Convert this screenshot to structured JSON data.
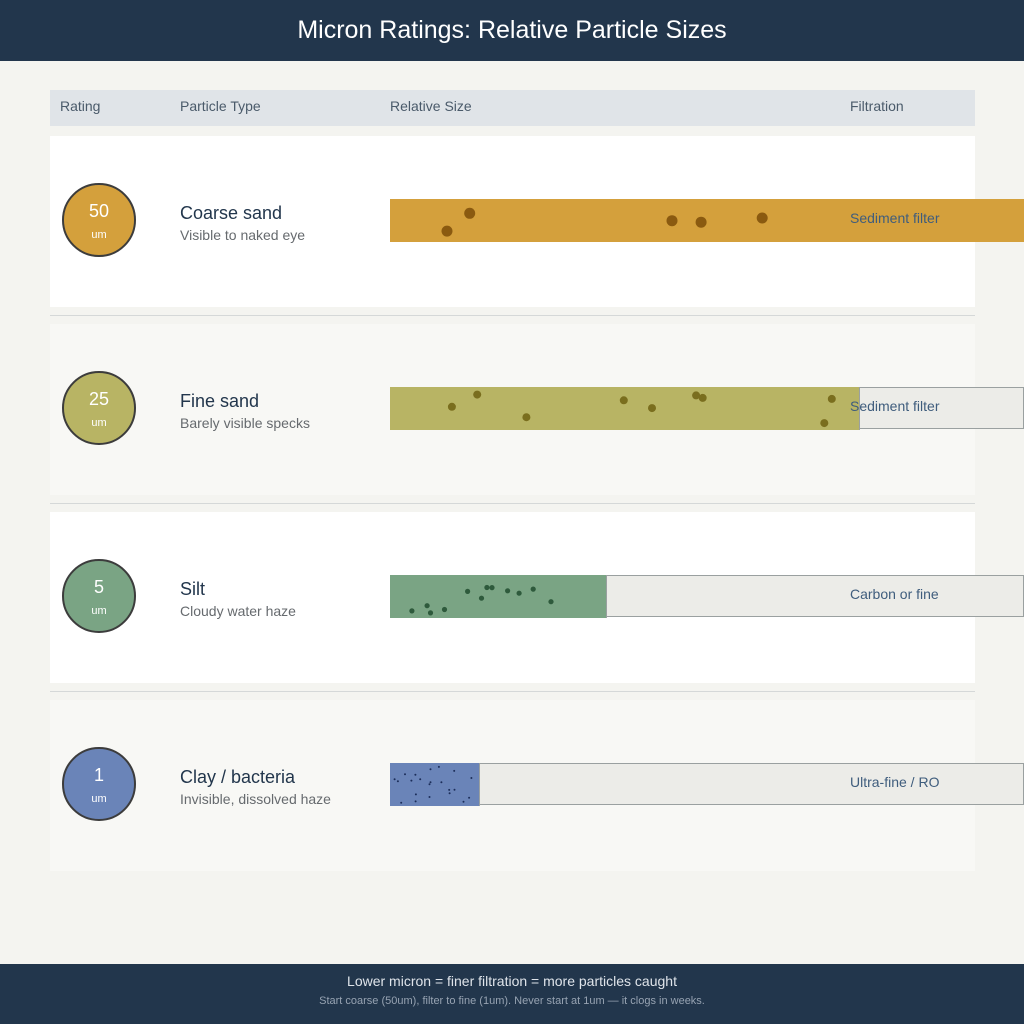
{
  "header": {
    "title": "Micron Ratings: Relative Particle Sizes"
  },
  "columns": {
    "rating": "Rating",
    "particle_type": "Particle Type",
    "relative_size": "Relative Size",
    "filtration": "Filtration"
  },
  "rows": [
    {
      "rating": "50",
      "unit": "um",
      "particle_type": "Coarse sand",
      "description": "Visible to naked eye",
      "filtration": "Sediment filter",
      "relative_size": 1.0,
      "color": "#d4a03c",
      "particle_color": "#8a5a10"
    },
    {
      "rating": "25",
      "unit": "um",
      "particle_type": "Fine sand",
      "description": "Barely visible specks",
      "filtration": "Sediment filter",
      "relative_size": 0.74,
      "color": "#b8b464",
      "particle_color": "#7a6e1e"
    },
    {
      "rating": "5",
      "unit": "um",
      "particle_type": "Silt",
      "description": "Cloudy water haze",
      "filtration": "Carbon or fine",
      "relative_size": 0.34,
      "color": "#7aa484",
      "particle_color": "#2e5a3c"
    },
    {
      "rating": "1",
      "unit": "um",
      "particle_type": "Clay / bacteria",
      "description": "Invisible, dissolved haze",
      "filtration": "Ultra-fine / RO",
      "relative_size": 0.14,
      "color": "#6a84b8",
      "particle_color": "#1c2e5a"
    }
  ],
  "footer": {
    "main": "Lower micron = finer filtration = more particles caught",
    "sub": "Start coarse (50um), filter to fine (1um). Never start at 1um — it clogs in weeks."
  }
}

☆ ☆ ☆

### [WHAT THE TASK ASKS]
Give the number of lines in the material above where the word "haze" appears, without any other words.

### [RESPONSE AREA]
2